→ Directions for this task: Skip every image and restate the data word for word.

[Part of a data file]
** Begin **

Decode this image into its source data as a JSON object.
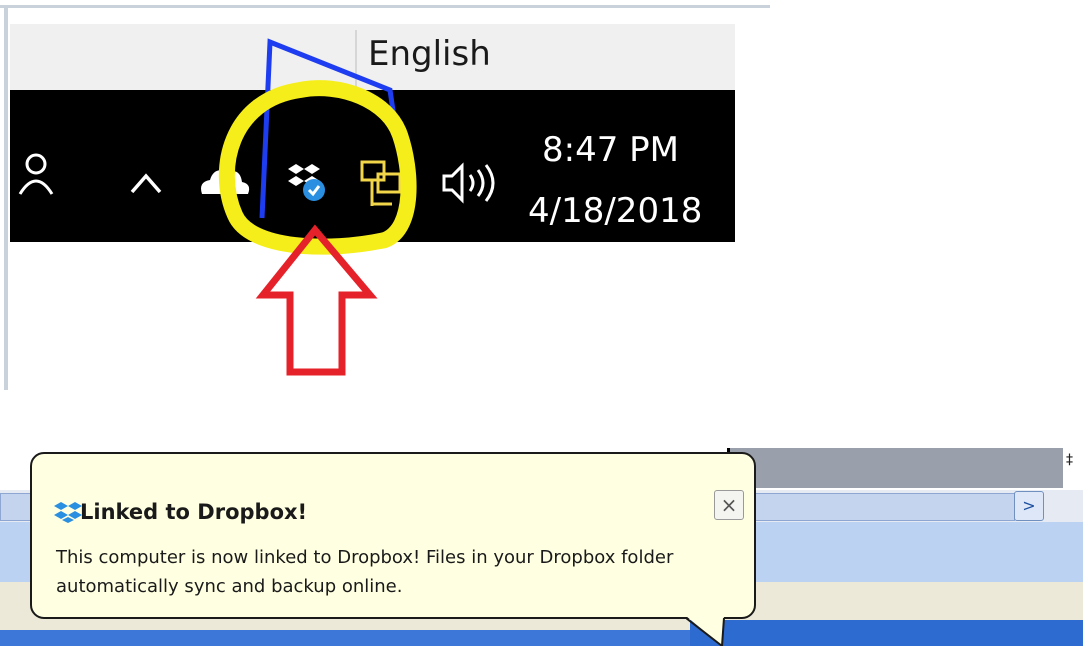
{
  "language_bar": {
    "label": "English"
  },
  "tray": {
    "people_icon": "people-icon",
    "chevron_glyph": "^",
    "volume_glyph": "◁))",
    "clock_time": "8:47 PM",
    "clock_date": "4/18/2018"
  },
  "annotations": {
    "highlight_color": "#f5ee1a",
    "arrow_color": "#e5222a",
    "line_color": "#1f3df0"
  },
  "notification": {
    "title": "Linked to Dropbox!",
    "body": "This computer is now linked to Dropbox! Files in your Dropbox folder automatically sync and backup online.",
    "close_glyph": "×"
  },
  "window": {
    "go_glyph": ">",
    "pin_glyph": "‡"
  },
  "colors": {
    "taskbar": "#000000",
    "balloon_bg": "#ffffe1",
    "dropbox_blue": "#2a8fe0"
  }
}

** End **

→ Final result:
Decode this image into its source data as a JSON object.
{
  "language_bar": {
    "label": "English"
  },
  "tray": {
    "people_icon": "people-icon",
    "chevron_glyph": "^",
    "volume_glyph": "◁))",
    "clock_time": "8:47 PM",
    "clock_date": "4/18/2018"
  },
  "annotations": {
    "highlight_color": "#f5ee1a",
    "arrow_color": "#e5222a",
    "line_color": "#1f3df0"
  },
  "notification": {
    "title": "Linked to Dropbox!",
    "body": "This computer is now linked to Dropbox! Files in your Dropbox folder automatically sync and backup online.",
    "close_glyph": "×"
  },
  "window": {
    "go_glyph": ">",
    "pin_glyph": "‡"
  },
  "colors": {
    "taskbar": "#000000",
    "balloon_bg": "#ffffe1",
    "dropbox_blue": "#2a8fe0"
  }
}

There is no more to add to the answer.